• [Short problem] Repeat the records in full and exactly, omitting pictures.

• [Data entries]
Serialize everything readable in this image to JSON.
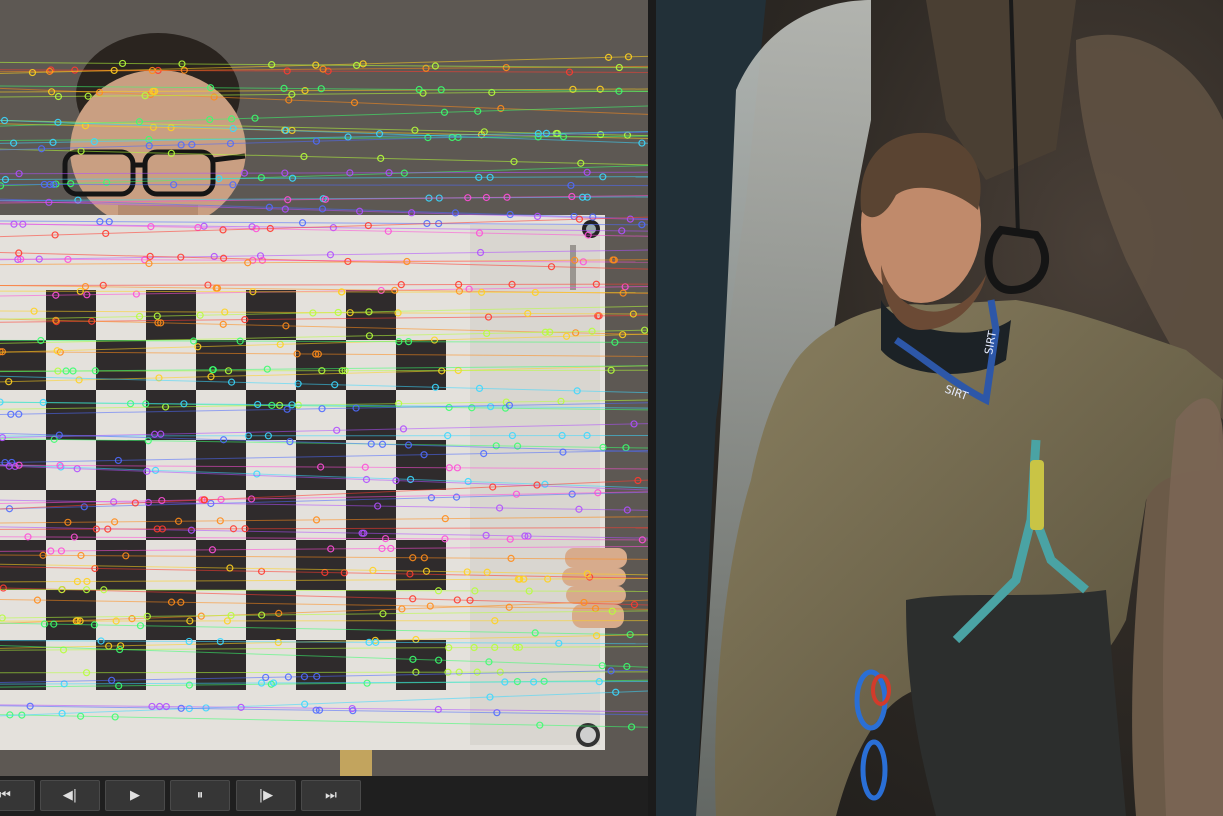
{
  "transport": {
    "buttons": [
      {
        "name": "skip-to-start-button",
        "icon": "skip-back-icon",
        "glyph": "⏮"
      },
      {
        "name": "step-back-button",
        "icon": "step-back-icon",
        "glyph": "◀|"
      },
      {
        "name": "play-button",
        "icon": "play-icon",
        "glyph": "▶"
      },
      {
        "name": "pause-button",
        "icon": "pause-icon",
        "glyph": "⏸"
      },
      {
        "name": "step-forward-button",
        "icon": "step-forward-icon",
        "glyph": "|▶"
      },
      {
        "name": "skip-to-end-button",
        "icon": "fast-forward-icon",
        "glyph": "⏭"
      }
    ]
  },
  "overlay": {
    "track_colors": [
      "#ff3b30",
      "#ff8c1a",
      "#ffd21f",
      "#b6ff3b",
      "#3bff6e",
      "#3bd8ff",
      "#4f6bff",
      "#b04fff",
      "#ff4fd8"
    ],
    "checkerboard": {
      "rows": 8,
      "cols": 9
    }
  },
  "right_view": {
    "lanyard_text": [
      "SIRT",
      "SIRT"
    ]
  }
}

• [Written solution]
Serialize everything readable in this image to JSON.
{
  "transport": {
    "buttons": [
      {
        "name": "skip-to-start-button",
        "icon": "skip-back-icon",
        "glyph": "⏮"
      },
      {
        "name": "step-back-button",
        "icon": "step-back-icon",
        "glyph": "◀|"
      },
      {
        "name": "play-button",
        "icon": "play-icon",
        "glyph": "▶"
      },
      {
        "name": "pause-button",
        "icon": "pause-icon",
        "glyph": "⏸"
      },
      {
        "name": "step-forward-button",
        "icon": "step-forward-icon",
        "glyph": "|▶"
      },
      {
        "name": "skip-to-end-button",
        "icon": "fast-forward-icon",
        "glyph": "⏭"
      }
    ]
  },
  "overlay": {
    "track_colors": [
      "#ff3b30",
      "#ff8c1a",
      "#ffd21f",
      "#b6ff3b",
      "#3bff6e",
      "#3bd8ff",
      "#4f6bff",
      "#b04fff",
      "#ff4fd8"
    ],
    "checkerboard": {
      "rows": 8,
      "cols": 9
    }
  },
  "right_view": {
    "lanyard_text": [
      "SIRT",
      "SIRT"
    ]
  }
}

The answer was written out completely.